Supplied records
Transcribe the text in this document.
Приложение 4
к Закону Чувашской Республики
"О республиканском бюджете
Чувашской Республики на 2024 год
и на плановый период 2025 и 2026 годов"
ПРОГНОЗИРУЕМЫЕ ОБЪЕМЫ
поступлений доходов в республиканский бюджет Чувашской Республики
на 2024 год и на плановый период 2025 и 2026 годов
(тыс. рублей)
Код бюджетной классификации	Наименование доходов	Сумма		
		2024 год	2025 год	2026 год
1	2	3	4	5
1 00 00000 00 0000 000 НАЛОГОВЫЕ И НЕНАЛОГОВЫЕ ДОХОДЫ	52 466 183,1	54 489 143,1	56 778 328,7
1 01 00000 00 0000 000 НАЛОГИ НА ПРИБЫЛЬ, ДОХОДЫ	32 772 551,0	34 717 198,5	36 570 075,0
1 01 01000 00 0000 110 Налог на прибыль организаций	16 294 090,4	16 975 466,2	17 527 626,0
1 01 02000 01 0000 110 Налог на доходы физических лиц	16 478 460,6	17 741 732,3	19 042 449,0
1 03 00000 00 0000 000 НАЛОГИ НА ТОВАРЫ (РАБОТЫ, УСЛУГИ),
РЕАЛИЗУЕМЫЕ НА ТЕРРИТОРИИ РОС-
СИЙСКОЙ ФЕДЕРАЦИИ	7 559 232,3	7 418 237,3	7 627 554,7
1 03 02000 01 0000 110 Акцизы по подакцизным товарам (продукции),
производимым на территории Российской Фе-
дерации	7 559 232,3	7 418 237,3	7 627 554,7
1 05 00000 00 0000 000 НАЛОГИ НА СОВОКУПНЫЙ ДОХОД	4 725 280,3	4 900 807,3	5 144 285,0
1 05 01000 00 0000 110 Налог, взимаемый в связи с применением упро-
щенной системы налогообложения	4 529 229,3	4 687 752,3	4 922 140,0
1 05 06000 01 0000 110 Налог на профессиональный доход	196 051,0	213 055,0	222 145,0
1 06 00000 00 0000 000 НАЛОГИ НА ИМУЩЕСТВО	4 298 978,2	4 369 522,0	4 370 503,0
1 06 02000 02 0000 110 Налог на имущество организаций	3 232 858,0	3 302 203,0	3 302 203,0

Your instructions
Nothing should be changed: write out all of the data as is.

Output
Transcribe the text in this document.
Приложение 4
к Закону Чувашской Республики
"О республиканском бюджете
Чувашской Республики на 2024 год
и на плановый период 2025 и 2026 годов"
ПРОГНОЗИРУЕМЫЕ ОБЪЕМЫ
поступлений доходов в республиканский бюджет Чувашской Республики
на 2024 год и на плановый период 2025 и 2026 годов
(тыс. рублей)
Код бюджетной классификации	Наименование доходов	Сумма		
		2024 год	2025 год	2026 год
1	2	3	4	5
1 00 00000 00 0000 000 НАЛОГОВЫЕ И НЕНАЛОГОВЫЕ ДОХОДЫ	52 466 183,1	54 489 143,1	56 778 328,7
1 01 00000 00 0000 000 НАЛОГИ НА ПРИБЫЛЬ, ДОХОДЫ	32 772 551,0	34 717 198,5	36 570 075,0
1 01 01000 00 0000 110 Налог на прибыль организаций	16 294 090,4	16 975 466,2	17 527 626,0
1 01 02000 01 0000 110 Налог на доходы физических лиц	16 478 460,6	17 741 732,3	19 042 449,0
1 03 00000 00 0000 000 НАЛОГИ НА ТОВАРЫ (РАБОТЫ, УСЛУГИ),
РЕАЛИЗУЕМЫЕ НА ТЕРРИТОРИИ РОС-
СИЙСКОЙ ФЕДЕРАЦИИ	7 559 232,3	7 418 237,3	7 627 554,7
1 03 02000 01 0000 110 Акцизы по подакцизным товарам (продукции),
производимым на территории Российской Фе-
дерации	7 559 232,3	7 418 237,3	7 627 554,7
1 05 00000 00 0000 000 НАЛОГИ НА СОВОКУПНЫЙ ДОХОД	4 725 280,3	4 900 807,3	5 144 285,0
1 05 01000 00 0000 110 Налог, взимаемый в связи с применением упро-
щенной системы налогообложения	4 529 229,3	4 687 752,3	4 922 140,0
1 05 06000 01 0000 110 Налог на профессиональный доход	196 051,0	213 055,0	222 145,0
1 06 00000 00 0000 000 НАЛОГИ НА ИМУЩЕСТВО	4 298 978,2	4 369 522,0	4 370 503,0
1 06 02000 02 0000 110 Налог на имущество организаций	3 232 858,0	3 302 203,0	3 302 203,0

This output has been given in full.